* begin Raw records *

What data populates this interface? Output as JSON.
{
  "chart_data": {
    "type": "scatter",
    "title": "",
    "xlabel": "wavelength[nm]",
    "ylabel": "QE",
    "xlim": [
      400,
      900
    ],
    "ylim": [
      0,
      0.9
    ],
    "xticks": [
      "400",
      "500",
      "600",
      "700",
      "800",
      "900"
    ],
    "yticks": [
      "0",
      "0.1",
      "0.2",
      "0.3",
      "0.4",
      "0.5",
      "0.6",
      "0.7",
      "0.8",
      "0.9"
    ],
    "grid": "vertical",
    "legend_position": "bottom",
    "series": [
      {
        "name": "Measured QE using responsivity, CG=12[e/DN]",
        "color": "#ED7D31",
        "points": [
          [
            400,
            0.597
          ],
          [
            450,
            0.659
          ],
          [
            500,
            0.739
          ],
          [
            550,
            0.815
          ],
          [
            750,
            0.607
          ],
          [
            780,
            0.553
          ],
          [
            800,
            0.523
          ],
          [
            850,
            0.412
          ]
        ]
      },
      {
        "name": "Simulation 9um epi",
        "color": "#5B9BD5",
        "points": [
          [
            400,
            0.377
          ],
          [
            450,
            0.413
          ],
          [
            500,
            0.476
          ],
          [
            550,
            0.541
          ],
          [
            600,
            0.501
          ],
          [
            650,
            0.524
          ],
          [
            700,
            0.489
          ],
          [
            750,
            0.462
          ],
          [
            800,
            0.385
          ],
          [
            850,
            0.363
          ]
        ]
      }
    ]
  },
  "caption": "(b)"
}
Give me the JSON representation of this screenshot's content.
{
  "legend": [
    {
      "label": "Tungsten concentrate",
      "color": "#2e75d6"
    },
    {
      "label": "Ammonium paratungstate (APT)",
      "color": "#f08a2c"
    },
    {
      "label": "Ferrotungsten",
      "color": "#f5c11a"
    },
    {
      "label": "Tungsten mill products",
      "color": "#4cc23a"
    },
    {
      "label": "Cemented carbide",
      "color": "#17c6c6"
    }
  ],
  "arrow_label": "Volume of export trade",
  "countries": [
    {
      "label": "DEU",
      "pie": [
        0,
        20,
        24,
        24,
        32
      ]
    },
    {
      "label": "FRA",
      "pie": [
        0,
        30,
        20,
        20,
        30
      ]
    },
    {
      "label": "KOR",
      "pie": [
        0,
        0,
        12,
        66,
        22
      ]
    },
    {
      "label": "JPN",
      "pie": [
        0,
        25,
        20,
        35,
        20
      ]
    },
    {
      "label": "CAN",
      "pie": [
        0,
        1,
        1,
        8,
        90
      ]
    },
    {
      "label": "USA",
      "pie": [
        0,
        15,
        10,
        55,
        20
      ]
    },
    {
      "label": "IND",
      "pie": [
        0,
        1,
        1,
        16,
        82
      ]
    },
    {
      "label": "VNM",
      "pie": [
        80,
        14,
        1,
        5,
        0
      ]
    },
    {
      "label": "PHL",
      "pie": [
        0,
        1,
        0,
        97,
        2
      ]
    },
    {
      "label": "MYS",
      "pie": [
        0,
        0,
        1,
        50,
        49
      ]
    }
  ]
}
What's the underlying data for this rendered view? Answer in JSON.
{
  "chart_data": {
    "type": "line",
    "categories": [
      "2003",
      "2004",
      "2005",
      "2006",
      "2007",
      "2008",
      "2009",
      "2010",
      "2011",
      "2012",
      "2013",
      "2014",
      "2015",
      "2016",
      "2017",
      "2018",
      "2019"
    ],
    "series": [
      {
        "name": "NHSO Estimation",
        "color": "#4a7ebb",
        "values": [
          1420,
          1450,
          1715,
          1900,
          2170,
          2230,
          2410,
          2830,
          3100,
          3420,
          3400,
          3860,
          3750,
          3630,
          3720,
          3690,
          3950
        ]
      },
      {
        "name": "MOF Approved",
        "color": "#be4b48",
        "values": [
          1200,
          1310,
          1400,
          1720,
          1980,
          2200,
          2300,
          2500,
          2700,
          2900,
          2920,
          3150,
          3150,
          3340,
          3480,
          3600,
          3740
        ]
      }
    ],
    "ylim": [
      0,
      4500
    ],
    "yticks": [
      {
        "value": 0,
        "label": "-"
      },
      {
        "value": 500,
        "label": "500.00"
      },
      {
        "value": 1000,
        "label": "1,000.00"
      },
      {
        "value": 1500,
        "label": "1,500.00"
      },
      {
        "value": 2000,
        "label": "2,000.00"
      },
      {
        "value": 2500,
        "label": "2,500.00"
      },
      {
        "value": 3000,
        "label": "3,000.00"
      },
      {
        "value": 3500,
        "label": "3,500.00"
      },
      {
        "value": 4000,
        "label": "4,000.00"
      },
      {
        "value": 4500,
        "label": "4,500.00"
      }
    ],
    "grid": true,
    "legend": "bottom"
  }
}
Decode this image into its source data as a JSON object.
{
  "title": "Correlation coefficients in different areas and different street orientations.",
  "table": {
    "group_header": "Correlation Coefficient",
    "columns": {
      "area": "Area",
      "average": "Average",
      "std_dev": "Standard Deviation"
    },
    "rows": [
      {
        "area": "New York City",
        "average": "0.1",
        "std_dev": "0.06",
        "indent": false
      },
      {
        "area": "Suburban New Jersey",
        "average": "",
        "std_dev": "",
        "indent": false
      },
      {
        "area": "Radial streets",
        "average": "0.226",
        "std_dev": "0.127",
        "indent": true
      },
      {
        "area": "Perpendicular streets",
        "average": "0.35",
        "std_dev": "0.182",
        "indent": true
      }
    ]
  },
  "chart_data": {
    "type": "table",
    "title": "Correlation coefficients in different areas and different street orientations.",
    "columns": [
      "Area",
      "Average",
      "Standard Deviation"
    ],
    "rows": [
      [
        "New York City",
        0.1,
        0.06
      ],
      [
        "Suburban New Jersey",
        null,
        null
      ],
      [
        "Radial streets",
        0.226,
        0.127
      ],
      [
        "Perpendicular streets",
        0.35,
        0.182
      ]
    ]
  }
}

* end Raw records *

→ To do
Which lines of the data above contain "JSON"? Copy each one.

→ Response for this exercise
What data populates this interface? Output as JSON.
Give me the JSON representation of this screenshot's content.
What's the underlying data for this rendered view? Answer in JSON.
Decode this image into its source data as a JSON object.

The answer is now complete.